Tessler – Ótima pergunta. A resposta é sim, desde que o conteúdo tenha a qualidade que valha a pena. A questão será sempre a mesma: vale a pena? Eu ganho com isso? É um investimento ou um custo? É claro que, com menos dinheiro em circulação, a população escolhe prioridades. E meios de comunicação irrelevantes vão fechar; não há fórmula mágica. Mas veículos importantes, que agregam valor, que tomam posição, que ajudam as pessoas a viver melhor vão sobreviver. O problema maior parece ser a cegueira dos diretores do negócio. Um veículo só será indispensável quando a qualidade for excepcional. Mas quando os inevitáveis cortes na equipe começam pela redação, fica difícil segurar a qualidade.

O futuro se desenha em estruturas jornalísticas pequenas, com alma de startup, com receitas majoritariamente vindas da audiência. Os valores deverão ser dinâmicos, como nos aplicativos de carro. Mas é fundamental cobrar por conteúdo. A ideia de que na Internet “tudo é grátis” é um tremendo suicídio. Matérias “commodities”, que todos têm igual, são grátis. Mas análises precisam ser pagas. E produtos premium, como uma edição em papel, precisam ser muito bem trabalhados e muito bem pagos.

Orbis – Num exercício de olhar para o público ao invés de olhar ao veículo, qual a diferença entre o assinante do NYT e o assinante brasileiro?

Tessler – O assinante do NYT tem condições econômicas melhores que o assinante brasileiro, de modo geral. E ele encontra no NYT um produto de altíssima qualidade, feito inteligentemente por uma redação de 1.700 jornalistas; entre eles, os melhores analistas do mundo. Por isso é fácil entender que eles pagam os US$ 4,25 por mês com prazer (e há ofertas de até US$ 0,25 por semana, acreditando que o assinante vai gostar tanto que, um ano depois, será possível cobrar 10 vezes mais e mantê-lo na carteira).

No Brasil O Globo e Folha de S. Paulo estão no caminho: fazem um bom ensaio para a sustentabilidade digital. Ainda falta muita estrada, mas o modelo é correto – salvo pequenos deslizes. Convencer o interessado em virar assinante é um exercício diário. Mas só com ótimo conteúdo será possível virar essa chave.
━━━━━━
* TAREFAS A CUMPRIR
1 > Segundo a entrevista, quantos jornalistas compõem a redação do NYT?
2 > Reproduza sem alterações a parte da entrevista que se inicia pelas palavras que contêm "Tessler – Ótima" e se encerra em "segurar a qualidade.".
3 > Indique se cada afirmação abaixo está de acordo com a entrevista, respondendo sim ou não e citando literalmente as palavras decisivas.
(a) O valor mensal da assinatura do NYT mencionado é de US$ 4,25.
(b) Tessler defende que todo conteúdo na Internet seja gratuito.
(c) O Globo e a Folha de S. Paulo são apontados como estando no caminho da sustentabilidade digital.

* MATERIAL FORNECIDO
━━━━━━
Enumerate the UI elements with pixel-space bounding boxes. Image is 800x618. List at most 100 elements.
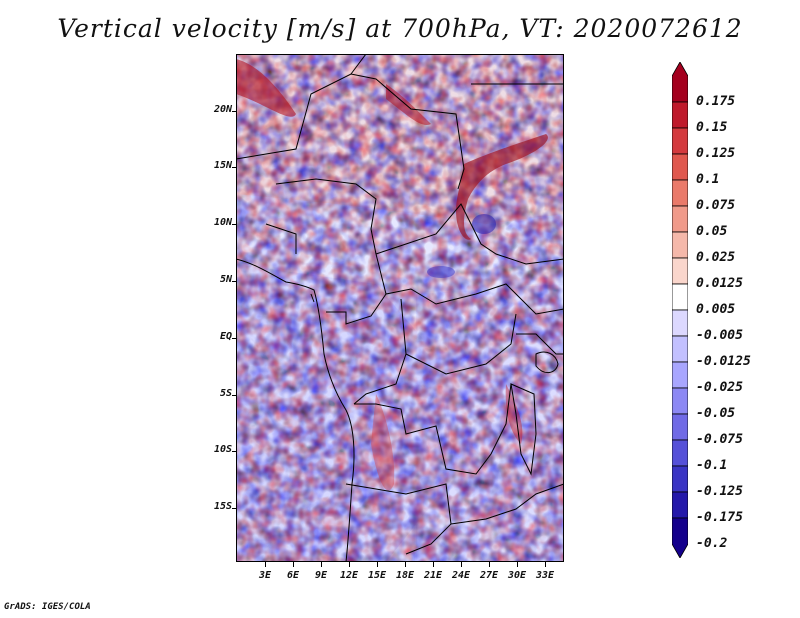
━━━━━━
* RESPOSTAS POR TAREFA
1 > A redação do NYT tem 1.700 jornalistas.

2 >
Tessler – Ótima pergunta. A resposta é sim, desde que o conteúdo tenha a qualidade que valha a pena. A questão será sempre a mesma: vale a pena? Eu ganho com isso? É um investimento ou um custo? É claro que, com menos dinheiro em circulação, a população escolhe prioridades. E meios de comunicação irrelevantes vão fechar; não há fórmula mágica. Mas veículos importantes, que agregam valor, que tomam posição, que ajudam as pessoas a viver melhor vão sobreviver. O problema maior parece ser a cegueira dos diretores do negócio. Um veículo só será indispensável quando a qualidade for excepcional. Mas quando os inevitáveis cortes na equipe começam pela redação, fica difícil segurar a qualidade.

3 >
(a) Sim: "eles pagam os US$ 4,25 por mês com prazer"
(b) Não: "A ideia de que na Internet “tudo é grátis” é um tremendo suicídio."
(c) Sim: "No Brasil O Globo e Folha de S. Paulo estão no caminho: fazem um bom ensaio para a sustentabilidade digital."